:: Instructions for the task ::
Every entry should be given again exactly, with nothing dropped.

::: The input :::

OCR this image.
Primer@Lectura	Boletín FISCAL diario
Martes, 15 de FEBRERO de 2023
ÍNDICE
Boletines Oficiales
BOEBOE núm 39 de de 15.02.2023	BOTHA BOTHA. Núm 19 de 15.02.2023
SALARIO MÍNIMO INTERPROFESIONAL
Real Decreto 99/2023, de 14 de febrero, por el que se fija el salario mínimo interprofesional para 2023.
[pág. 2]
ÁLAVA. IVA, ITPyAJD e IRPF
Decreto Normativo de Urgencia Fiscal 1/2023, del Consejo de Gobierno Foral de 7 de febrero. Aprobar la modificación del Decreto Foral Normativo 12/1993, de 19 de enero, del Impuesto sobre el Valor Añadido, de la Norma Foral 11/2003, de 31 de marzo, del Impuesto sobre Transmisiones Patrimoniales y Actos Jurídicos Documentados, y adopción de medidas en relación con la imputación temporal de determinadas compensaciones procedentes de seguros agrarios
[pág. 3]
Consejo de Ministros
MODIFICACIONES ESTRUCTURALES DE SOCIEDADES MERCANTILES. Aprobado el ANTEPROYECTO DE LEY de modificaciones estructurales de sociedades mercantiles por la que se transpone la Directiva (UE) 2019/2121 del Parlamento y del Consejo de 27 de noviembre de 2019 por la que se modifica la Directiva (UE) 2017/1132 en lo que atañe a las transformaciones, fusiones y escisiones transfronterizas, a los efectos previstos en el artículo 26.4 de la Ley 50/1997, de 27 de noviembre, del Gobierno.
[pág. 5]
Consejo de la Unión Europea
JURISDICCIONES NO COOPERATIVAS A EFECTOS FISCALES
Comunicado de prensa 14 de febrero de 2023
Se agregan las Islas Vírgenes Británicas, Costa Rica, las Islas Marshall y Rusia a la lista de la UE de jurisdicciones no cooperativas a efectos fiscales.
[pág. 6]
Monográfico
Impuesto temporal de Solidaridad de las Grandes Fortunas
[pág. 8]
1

:::

:: Response below ::
OCR this image.
Primer@Lectura	Boletín FISCAL diario
Martes, 15 de FEBRERO de 2023
ÍNDICE
Boletines Oficiales
BOEBOE núm 39 de de 15.02.2023	BOTHA BOTHA. Núm 19 de 15.02.2023
SALARIO MÍNIMO INTERPROFESIONAL
Real Decreto 99/2023, de 14 de febrero, por el que se fija el salario mínimo interprofesional para 2023.
[pág. 2]
ÁLAVA. IVA, ITPyAJD e IRPF
Decreto Normativo de Urgencia Fiscal 1/2023, del Consejo de Gobierno Foral de 7 de febrero. Aprobar la modificación del Decreto Foral Normativo 12/1993, de 19 de enero, del Impuesto sobre el Valor Añadido, de la Norma Foral 11/2003, de 31 de marzo, del Impuesto sobre Transmisiones Patrimoniales y Actos Jurídicos Documentados, y adopción de medidas en relación con la imputación temporal de determinadas compensaciones procedentes de seguros agrarios
[pág. 3]
Consejo de Ministros
MODIFICACIONES ESTRUCTURALES DE SOCIEDADES MERCANTILES. Aprobado el ANTEPROYECTO DE LEY de modificaciones estructurales de sociedades mercantiles por la que se transpone la Directiva (UE) 2019/2121 del Parlamento y del Consejo de 27 de noviembre de 2019 por la que se modifica la Directiva (UE) 2017/1132 en lo que atañe a las transformaciones, fusiones y escisiones transfronterizas, a los efectos previstos en el artículo 26.4 de la Ley 50/1997, de 27 de noviembre, del Gobierno.
[pág. 5]
Consejo de la Unión Europea
JURISDICCIONES NO COOPERATIVAS A EFECTOS FISCALES
Comunicado de prensa 14 de febrero de 2023
Se agregan las Islas Vírgenes Británicas, Costa Rica, las Islas Marshall y Rusia a la lista de la UE de jurisdicciones no cooperativas a efectos fiscales.
[pág. 6]
Monográfico
Impuesto temporal de Solidaridad de las Grandes Fortunas
[pág. 8]
1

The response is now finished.